■ GIVEN EXERCISE ■
All lines featuring the string "this" are to be listed.

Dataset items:
____

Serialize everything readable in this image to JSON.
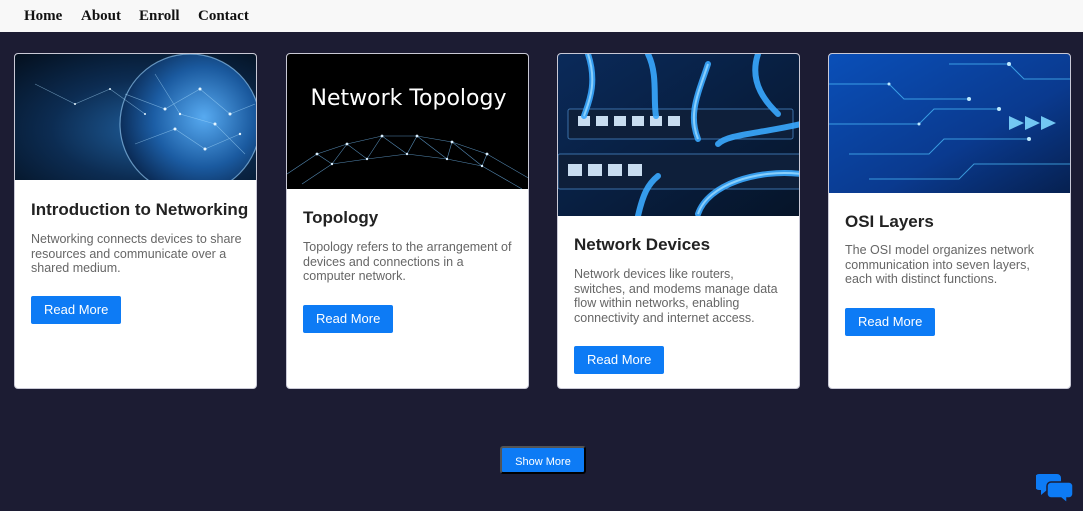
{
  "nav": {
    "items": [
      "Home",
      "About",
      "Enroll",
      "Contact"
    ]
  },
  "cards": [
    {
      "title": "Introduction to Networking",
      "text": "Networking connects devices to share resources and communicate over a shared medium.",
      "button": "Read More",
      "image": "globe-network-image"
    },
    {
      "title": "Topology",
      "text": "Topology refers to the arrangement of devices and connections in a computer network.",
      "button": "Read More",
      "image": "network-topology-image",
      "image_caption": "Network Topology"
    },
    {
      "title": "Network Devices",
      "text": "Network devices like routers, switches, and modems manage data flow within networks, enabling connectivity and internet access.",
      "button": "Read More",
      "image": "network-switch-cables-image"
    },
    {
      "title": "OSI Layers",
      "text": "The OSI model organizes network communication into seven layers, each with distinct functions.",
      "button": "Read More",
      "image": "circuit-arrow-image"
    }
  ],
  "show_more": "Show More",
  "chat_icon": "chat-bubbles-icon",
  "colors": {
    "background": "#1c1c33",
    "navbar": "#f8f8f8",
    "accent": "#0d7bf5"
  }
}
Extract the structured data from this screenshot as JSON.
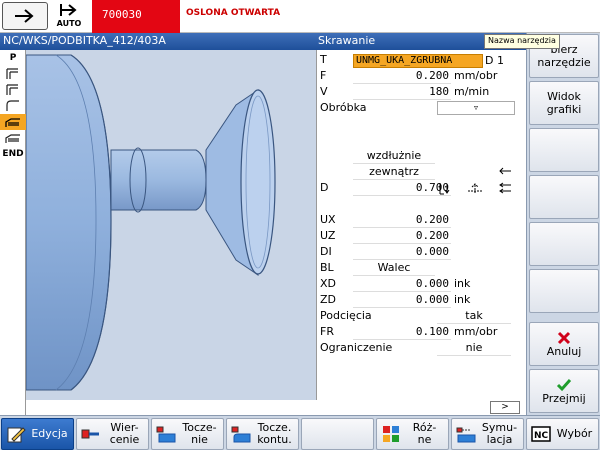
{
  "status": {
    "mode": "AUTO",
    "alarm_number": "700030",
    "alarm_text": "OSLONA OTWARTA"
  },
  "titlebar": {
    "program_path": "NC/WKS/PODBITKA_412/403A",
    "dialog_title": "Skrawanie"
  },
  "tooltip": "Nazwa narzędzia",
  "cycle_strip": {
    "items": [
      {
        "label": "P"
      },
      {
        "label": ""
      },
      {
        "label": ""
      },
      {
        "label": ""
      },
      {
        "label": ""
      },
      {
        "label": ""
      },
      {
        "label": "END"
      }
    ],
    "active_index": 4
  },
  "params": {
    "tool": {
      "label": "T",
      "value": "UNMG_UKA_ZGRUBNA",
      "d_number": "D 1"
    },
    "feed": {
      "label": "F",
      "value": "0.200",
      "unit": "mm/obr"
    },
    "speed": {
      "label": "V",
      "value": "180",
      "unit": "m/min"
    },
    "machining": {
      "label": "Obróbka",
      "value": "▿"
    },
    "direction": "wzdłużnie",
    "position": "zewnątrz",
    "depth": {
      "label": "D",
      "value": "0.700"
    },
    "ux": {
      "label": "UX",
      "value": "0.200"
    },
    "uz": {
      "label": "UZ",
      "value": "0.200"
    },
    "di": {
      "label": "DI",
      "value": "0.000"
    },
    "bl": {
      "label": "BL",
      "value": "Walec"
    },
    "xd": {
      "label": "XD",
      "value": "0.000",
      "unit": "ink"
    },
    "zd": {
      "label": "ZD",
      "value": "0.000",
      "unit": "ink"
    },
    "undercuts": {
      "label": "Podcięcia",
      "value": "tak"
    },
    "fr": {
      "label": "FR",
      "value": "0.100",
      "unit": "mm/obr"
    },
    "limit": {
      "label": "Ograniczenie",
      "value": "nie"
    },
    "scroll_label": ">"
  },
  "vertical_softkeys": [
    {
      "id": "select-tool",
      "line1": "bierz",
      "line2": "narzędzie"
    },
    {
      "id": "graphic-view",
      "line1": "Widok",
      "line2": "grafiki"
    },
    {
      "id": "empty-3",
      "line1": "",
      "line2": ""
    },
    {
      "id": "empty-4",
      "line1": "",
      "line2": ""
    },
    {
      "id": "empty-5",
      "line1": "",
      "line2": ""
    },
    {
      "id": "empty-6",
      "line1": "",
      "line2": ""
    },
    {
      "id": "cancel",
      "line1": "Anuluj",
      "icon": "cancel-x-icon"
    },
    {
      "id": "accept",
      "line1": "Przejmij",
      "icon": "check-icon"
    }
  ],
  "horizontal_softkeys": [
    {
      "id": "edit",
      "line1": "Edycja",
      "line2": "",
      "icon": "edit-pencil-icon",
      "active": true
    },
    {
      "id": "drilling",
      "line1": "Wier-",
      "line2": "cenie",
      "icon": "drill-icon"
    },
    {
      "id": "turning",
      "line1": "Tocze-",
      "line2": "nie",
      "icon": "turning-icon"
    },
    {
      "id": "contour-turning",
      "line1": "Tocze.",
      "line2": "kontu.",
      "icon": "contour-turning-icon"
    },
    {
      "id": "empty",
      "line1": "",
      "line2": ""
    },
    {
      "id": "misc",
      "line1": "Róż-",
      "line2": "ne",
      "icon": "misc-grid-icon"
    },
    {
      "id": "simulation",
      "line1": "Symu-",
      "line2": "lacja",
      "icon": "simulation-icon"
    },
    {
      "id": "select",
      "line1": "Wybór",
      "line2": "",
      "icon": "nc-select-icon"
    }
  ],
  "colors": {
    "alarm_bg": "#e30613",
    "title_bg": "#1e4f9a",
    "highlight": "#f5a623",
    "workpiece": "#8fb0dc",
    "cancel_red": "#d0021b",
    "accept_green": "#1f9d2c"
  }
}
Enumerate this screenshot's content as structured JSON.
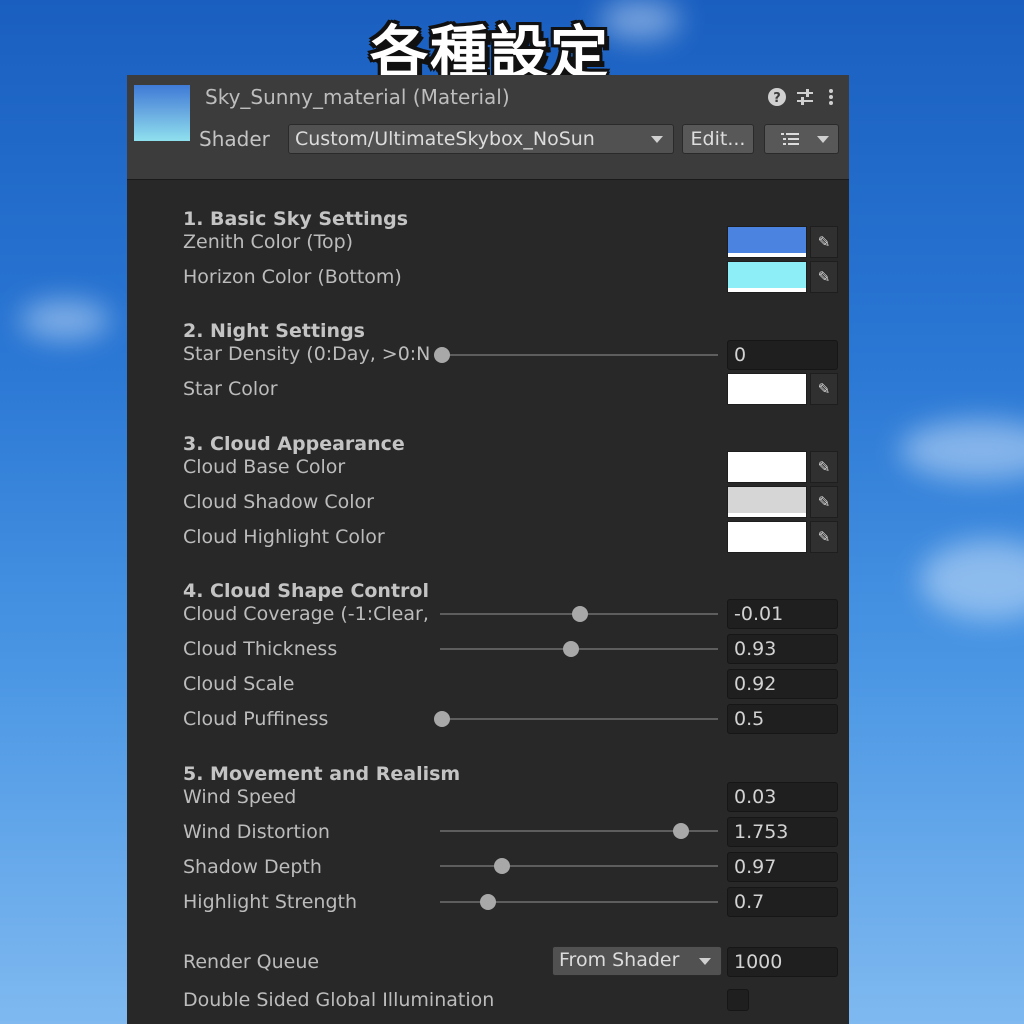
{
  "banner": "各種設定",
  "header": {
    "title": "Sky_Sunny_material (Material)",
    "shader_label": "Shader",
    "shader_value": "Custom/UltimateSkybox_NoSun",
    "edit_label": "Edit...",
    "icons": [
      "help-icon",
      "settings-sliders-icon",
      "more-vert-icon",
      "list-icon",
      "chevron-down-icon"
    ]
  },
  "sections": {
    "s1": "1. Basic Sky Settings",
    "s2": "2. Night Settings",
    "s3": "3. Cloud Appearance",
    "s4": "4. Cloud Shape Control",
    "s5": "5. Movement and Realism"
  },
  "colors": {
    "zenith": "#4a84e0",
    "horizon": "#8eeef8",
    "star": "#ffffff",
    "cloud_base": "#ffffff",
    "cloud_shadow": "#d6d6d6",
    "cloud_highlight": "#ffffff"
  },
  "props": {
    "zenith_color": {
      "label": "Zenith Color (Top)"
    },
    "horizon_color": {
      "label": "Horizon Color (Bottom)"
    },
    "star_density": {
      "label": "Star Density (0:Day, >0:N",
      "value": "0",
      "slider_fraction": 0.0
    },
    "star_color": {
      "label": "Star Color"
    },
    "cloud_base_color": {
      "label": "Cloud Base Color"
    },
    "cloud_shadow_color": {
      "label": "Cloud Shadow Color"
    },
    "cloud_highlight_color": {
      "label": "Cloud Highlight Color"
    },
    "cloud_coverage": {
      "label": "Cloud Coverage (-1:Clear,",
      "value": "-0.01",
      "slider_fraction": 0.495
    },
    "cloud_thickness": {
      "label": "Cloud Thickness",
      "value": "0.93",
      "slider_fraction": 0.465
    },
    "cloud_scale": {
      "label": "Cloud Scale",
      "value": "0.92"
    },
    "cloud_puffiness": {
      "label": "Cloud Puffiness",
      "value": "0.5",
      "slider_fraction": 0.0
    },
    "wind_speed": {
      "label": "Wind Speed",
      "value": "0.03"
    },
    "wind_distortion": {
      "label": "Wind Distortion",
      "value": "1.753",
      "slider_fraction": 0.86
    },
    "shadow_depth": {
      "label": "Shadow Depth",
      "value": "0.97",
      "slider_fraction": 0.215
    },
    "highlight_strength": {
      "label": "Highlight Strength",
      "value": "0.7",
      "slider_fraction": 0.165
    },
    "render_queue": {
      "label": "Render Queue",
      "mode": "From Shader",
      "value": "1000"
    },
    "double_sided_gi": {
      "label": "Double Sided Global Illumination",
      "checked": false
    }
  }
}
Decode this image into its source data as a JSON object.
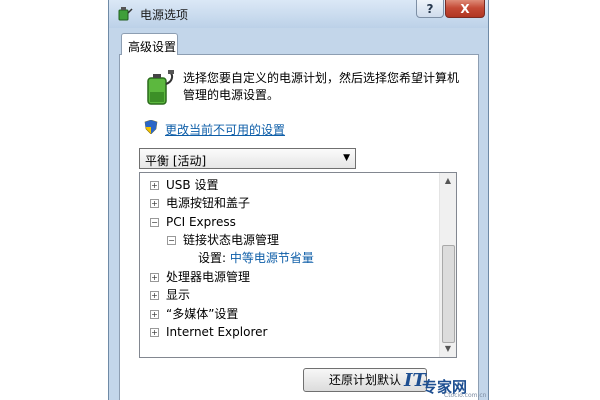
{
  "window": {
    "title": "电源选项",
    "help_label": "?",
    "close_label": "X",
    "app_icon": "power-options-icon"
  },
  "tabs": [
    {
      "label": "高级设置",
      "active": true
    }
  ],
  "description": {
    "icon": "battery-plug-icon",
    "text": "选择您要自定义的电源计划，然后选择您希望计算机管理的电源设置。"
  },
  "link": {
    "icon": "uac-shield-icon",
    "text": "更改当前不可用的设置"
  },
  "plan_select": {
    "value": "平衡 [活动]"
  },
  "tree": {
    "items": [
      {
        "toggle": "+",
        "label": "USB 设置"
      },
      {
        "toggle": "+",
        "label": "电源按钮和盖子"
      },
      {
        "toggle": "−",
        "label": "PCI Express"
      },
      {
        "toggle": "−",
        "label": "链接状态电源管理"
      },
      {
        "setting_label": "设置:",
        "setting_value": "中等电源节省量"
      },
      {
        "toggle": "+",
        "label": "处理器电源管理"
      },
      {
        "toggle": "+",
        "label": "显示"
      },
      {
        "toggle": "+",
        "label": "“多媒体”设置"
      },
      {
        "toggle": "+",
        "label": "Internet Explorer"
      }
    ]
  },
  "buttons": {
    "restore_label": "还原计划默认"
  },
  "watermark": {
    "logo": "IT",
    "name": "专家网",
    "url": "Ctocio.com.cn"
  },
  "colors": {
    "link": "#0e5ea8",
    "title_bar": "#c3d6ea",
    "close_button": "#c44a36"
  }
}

____

■ FULL ANSWER ■
Serialize everything readable in this image to JSON.
Extract the structured data from this screenshot as JSON.
Enumerate this screenshot's content as structured JSON.
Decode this image into its source data as a JSON object.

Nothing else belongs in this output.